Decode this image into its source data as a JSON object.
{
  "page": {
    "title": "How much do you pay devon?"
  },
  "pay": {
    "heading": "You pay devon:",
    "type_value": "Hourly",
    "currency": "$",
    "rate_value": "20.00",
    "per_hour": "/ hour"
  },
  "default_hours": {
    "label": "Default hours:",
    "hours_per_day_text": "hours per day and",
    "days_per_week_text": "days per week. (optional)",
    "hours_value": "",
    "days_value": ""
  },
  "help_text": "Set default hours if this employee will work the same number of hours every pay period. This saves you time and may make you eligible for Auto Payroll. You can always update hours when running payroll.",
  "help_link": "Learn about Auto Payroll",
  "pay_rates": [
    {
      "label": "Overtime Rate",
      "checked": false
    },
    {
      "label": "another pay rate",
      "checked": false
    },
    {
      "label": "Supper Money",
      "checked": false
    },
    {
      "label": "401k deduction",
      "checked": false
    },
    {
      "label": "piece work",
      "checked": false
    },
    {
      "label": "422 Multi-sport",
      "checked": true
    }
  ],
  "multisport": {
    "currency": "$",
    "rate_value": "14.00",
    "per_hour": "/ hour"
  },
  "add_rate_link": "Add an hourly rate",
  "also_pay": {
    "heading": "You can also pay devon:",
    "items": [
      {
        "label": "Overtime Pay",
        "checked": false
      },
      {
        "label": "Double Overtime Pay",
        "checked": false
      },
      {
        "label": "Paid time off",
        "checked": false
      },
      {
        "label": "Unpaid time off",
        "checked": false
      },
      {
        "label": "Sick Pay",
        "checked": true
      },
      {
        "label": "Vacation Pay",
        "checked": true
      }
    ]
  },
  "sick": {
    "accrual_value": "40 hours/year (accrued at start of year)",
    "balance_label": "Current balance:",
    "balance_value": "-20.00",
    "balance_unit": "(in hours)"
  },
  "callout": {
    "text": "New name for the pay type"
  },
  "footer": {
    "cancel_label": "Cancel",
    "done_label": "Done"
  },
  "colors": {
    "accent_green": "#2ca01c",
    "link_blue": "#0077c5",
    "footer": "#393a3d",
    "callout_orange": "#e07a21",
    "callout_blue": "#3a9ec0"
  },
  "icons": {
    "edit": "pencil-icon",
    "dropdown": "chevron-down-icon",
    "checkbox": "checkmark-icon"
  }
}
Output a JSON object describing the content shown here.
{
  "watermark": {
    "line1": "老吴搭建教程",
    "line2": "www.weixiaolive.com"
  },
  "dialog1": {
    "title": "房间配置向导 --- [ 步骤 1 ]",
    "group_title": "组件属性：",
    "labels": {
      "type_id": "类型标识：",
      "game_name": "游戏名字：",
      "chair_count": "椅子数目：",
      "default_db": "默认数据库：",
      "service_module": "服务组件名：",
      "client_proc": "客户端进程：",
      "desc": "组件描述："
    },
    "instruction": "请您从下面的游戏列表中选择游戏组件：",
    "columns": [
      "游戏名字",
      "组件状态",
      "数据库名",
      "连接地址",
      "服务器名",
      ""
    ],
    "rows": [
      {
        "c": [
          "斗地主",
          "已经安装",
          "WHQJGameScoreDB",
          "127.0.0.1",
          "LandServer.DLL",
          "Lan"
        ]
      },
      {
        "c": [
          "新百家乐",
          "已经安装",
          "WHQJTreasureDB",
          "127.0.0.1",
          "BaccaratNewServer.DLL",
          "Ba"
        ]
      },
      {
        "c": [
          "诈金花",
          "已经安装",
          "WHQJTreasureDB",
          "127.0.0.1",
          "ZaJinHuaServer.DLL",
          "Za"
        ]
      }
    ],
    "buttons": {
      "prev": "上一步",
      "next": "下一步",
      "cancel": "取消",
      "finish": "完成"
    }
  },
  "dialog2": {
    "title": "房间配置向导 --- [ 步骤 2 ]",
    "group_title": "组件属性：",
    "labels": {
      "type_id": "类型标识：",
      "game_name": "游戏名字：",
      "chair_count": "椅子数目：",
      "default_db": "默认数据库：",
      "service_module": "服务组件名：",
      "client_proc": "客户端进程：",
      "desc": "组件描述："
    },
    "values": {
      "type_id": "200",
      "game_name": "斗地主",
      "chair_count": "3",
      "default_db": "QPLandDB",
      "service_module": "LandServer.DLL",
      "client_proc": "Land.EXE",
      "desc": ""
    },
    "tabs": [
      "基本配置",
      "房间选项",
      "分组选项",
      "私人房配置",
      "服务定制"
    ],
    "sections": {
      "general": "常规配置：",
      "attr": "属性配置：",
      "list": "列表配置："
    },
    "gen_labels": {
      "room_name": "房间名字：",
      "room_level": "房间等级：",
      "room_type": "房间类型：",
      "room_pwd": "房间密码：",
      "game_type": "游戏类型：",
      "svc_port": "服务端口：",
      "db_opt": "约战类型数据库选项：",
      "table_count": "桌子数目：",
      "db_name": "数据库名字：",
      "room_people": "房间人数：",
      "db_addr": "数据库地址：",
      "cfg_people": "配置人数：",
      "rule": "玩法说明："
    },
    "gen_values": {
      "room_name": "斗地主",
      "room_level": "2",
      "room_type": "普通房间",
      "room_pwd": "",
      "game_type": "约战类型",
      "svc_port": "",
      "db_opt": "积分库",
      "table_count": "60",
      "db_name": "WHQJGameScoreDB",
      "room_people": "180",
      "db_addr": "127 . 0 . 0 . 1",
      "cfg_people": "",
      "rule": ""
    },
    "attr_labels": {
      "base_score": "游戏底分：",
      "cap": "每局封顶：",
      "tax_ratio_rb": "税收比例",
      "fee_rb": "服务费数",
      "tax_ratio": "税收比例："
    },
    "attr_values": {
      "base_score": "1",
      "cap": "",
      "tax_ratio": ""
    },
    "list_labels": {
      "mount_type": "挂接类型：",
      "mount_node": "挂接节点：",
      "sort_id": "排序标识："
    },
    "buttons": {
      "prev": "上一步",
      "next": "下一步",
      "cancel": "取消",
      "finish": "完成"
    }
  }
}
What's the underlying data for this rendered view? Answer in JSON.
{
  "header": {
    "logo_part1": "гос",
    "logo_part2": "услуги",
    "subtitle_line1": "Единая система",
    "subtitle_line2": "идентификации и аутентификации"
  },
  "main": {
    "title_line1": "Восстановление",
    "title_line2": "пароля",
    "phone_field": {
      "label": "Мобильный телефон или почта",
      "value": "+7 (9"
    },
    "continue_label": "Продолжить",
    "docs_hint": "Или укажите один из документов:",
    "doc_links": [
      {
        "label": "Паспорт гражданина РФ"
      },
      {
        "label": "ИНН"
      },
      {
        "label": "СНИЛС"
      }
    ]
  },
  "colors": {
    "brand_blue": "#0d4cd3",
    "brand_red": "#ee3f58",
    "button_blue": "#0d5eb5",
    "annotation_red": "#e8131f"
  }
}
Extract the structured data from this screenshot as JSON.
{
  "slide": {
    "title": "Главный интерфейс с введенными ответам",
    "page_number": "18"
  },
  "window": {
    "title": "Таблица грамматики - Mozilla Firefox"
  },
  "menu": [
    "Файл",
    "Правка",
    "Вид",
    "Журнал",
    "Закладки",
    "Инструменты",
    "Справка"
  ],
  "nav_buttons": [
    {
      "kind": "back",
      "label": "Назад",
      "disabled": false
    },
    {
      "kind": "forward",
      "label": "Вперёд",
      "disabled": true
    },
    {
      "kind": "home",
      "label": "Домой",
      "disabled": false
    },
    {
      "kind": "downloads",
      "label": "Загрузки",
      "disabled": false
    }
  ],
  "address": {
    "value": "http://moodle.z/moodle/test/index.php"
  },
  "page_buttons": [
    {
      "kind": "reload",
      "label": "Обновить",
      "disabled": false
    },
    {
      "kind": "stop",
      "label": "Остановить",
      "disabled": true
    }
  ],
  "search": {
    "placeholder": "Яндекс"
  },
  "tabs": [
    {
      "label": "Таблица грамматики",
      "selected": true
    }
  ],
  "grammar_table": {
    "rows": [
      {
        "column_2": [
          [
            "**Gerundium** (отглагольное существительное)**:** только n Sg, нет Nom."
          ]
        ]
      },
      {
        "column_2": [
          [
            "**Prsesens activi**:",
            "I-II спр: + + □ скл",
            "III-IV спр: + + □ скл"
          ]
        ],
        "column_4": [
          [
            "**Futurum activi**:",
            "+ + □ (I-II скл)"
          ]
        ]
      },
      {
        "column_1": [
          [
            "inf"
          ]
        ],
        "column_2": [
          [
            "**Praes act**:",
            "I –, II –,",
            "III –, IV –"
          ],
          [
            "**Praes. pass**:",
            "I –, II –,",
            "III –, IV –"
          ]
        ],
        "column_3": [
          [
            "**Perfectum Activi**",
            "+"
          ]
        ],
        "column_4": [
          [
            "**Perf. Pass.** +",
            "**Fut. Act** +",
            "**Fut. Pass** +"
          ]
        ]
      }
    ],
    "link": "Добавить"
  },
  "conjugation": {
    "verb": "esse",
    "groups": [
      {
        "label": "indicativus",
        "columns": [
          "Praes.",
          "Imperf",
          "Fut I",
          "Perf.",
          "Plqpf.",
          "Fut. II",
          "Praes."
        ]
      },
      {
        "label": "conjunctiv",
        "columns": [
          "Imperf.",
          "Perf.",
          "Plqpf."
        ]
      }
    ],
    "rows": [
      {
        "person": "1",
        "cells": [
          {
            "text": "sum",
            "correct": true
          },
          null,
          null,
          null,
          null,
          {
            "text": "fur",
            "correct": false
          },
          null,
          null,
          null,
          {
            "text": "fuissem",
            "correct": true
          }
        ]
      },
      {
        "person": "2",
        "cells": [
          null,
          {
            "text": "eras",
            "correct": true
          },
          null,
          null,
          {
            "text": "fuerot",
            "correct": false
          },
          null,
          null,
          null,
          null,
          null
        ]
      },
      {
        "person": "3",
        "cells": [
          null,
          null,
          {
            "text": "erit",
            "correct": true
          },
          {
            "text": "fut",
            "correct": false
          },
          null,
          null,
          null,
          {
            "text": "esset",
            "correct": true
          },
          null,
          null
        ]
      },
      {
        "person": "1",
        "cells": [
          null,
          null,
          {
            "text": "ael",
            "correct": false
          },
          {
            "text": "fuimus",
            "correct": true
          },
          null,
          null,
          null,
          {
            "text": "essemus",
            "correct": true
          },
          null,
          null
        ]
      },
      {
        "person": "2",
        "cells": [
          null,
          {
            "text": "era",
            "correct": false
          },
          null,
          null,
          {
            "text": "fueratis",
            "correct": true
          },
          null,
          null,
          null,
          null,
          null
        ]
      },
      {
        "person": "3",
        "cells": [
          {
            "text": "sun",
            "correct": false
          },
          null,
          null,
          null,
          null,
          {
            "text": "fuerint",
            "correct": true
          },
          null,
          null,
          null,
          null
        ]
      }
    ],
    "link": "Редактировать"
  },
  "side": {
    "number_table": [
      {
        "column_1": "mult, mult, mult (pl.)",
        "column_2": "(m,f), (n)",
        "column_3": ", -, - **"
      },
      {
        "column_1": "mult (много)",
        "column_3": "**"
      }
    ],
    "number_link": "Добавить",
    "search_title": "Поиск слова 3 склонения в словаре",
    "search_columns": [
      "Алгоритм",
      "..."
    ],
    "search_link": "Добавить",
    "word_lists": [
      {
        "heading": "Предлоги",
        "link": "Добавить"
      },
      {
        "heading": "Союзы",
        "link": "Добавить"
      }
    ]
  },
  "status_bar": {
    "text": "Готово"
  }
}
■ ■ ■ ■ ■ ■ ■
PROBLEM DESCRIPTION
Identify and copy all lines with the word "JSON".

EXERCISE SOLUTION
Decode this image into its source data as a JSON object.
Output a JSON object describing the content shown here.
What's the underlying data for this rendered view? Answer in JSON.
Extract the structured data from this screenshot as JSON.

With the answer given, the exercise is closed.